------ RECORD EXTRACTS
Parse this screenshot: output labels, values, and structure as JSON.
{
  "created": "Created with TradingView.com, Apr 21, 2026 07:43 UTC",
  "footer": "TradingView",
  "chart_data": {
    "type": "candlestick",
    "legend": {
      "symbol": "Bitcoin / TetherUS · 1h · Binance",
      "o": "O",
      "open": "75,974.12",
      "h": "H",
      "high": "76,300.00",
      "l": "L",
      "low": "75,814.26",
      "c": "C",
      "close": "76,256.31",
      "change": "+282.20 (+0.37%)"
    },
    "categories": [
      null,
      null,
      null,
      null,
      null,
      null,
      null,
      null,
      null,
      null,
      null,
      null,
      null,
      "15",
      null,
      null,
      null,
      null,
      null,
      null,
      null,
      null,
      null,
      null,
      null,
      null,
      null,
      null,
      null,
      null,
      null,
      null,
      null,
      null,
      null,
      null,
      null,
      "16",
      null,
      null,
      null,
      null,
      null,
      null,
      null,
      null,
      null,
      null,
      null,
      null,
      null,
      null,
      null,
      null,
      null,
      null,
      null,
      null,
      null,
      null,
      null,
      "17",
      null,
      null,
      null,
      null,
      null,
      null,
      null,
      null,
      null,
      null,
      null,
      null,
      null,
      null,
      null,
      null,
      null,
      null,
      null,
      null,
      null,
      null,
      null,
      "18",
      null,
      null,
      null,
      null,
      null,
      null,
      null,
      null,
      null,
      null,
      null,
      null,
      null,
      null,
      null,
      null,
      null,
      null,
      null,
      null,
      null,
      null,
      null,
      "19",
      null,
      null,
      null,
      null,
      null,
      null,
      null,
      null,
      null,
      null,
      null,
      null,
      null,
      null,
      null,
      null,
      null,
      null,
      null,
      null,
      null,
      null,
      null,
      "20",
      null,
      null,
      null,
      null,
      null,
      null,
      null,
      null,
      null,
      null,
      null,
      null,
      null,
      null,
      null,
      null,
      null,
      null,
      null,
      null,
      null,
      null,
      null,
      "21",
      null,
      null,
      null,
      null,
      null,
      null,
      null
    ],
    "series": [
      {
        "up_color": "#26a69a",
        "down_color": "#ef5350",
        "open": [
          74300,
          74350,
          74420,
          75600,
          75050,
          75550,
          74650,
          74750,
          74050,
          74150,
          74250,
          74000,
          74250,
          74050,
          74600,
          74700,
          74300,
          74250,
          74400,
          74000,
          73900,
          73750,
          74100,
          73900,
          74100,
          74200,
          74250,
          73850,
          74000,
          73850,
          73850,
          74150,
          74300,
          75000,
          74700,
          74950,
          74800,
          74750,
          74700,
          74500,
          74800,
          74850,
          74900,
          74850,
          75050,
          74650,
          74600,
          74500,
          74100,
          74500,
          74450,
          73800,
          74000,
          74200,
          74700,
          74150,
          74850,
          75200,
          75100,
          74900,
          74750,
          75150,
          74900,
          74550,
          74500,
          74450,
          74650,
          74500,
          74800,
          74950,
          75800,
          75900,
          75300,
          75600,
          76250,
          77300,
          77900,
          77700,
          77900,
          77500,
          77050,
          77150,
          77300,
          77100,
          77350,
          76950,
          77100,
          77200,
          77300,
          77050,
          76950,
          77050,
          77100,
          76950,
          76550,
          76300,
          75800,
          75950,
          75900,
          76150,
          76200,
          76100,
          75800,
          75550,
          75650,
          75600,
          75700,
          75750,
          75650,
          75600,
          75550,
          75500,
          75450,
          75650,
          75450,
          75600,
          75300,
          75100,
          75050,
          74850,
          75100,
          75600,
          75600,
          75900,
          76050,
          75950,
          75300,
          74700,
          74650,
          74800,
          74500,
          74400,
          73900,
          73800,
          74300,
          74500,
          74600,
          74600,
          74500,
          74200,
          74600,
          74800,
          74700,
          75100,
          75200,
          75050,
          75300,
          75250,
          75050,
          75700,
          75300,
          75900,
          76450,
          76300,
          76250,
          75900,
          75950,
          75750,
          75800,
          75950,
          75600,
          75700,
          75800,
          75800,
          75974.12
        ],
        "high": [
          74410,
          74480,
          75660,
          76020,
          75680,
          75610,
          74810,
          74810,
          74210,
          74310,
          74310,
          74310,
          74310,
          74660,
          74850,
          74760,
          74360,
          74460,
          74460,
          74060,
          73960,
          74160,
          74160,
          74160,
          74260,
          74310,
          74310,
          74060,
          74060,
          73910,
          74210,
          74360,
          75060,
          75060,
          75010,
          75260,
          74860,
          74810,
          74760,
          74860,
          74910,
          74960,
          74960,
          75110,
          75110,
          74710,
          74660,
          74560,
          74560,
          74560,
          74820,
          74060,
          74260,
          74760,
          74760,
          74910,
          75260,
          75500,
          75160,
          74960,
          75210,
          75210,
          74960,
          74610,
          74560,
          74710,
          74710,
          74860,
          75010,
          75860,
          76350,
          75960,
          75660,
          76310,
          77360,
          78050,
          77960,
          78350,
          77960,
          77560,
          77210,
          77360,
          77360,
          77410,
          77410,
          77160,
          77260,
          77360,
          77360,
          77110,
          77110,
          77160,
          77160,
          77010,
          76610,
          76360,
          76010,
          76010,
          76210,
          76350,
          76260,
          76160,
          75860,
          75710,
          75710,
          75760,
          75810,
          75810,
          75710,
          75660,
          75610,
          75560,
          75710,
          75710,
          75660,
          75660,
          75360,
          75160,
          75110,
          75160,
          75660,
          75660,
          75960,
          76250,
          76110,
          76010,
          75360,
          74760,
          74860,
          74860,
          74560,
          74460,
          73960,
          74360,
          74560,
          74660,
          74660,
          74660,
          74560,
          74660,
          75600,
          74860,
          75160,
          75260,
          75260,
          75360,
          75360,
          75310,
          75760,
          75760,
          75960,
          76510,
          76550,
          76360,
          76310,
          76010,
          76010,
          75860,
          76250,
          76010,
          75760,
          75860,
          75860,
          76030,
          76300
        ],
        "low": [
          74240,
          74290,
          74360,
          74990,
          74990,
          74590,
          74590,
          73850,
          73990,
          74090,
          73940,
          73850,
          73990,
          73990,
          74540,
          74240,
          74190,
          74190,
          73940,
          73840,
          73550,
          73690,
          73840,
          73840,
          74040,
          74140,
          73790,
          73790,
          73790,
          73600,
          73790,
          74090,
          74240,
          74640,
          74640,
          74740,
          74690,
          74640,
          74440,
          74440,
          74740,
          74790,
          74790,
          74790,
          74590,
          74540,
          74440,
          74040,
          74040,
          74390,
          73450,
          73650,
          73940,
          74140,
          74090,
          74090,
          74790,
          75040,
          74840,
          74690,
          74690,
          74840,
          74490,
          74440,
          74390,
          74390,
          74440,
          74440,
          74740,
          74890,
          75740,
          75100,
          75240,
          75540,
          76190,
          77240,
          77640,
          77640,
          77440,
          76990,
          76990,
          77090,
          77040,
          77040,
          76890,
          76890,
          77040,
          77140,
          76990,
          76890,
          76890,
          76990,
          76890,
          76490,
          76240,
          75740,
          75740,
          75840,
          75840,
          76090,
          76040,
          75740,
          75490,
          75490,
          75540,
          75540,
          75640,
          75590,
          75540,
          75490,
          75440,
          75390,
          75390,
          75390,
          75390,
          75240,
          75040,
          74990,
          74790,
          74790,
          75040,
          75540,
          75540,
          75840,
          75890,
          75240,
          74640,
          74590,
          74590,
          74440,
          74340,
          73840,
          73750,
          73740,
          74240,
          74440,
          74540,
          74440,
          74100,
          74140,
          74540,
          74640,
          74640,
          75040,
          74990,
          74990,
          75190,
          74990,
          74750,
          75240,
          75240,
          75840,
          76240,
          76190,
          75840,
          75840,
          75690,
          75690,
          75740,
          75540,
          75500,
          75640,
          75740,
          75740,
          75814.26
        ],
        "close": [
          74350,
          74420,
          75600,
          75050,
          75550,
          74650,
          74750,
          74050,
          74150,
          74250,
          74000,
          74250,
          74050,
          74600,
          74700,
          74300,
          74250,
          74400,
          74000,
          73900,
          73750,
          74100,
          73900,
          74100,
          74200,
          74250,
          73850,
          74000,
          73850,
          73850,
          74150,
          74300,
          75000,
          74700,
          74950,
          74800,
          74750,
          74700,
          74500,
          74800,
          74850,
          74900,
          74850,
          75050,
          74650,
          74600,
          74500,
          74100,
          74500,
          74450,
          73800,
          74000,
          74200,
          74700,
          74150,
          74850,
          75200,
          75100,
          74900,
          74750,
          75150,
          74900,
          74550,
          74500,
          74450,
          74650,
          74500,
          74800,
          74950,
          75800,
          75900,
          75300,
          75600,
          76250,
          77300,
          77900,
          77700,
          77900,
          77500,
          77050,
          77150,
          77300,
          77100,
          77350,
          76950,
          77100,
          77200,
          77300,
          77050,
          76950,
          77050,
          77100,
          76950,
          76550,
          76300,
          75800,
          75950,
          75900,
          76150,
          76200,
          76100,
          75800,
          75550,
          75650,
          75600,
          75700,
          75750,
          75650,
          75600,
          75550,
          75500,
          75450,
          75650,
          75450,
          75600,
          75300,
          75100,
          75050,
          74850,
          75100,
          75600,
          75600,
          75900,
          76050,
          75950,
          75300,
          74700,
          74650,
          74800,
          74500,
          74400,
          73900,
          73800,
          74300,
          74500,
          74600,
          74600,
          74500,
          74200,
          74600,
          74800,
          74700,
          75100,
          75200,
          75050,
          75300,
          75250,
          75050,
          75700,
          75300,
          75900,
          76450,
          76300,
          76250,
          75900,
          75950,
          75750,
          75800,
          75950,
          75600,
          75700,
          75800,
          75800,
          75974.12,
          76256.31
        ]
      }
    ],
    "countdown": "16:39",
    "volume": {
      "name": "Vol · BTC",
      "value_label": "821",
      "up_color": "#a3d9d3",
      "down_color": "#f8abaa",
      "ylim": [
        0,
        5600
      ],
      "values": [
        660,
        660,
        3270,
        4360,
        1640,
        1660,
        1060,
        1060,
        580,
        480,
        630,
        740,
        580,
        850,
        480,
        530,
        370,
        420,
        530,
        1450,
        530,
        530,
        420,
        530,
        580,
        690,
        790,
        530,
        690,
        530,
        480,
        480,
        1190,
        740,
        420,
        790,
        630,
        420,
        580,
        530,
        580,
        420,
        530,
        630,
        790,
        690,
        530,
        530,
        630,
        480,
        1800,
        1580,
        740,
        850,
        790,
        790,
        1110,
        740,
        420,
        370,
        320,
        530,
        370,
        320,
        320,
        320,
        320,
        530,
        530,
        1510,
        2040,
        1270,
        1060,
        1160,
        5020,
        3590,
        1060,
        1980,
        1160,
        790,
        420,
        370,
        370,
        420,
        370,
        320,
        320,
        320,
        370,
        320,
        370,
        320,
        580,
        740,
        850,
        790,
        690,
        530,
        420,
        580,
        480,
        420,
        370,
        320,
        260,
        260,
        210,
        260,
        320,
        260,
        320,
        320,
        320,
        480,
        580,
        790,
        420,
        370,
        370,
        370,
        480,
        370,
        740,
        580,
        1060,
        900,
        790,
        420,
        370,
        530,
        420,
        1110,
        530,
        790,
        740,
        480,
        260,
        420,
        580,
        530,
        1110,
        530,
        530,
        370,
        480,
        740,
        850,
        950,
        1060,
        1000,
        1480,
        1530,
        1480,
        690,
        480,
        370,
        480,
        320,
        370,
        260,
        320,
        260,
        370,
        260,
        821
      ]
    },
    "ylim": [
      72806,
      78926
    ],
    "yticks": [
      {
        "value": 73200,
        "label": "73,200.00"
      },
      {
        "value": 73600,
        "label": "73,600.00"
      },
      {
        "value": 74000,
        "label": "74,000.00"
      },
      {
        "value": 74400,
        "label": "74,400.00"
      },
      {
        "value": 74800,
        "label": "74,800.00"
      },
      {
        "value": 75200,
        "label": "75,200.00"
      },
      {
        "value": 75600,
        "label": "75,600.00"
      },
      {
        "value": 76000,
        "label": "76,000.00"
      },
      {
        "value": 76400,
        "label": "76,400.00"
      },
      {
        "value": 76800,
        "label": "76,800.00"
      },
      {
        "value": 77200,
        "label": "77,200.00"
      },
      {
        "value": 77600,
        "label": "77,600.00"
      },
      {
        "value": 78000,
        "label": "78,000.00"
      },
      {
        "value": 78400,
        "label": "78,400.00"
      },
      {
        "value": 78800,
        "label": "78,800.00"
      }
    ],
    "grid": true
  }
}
------------
» **REQUIRED WORK**:
Gather from the data above every line with the string "TradingView".

» **THE REPLY**:
  "created": "Created with TradingView.com, Apr 21, 2026 07:43 UTC",
  "footer": "TradingView",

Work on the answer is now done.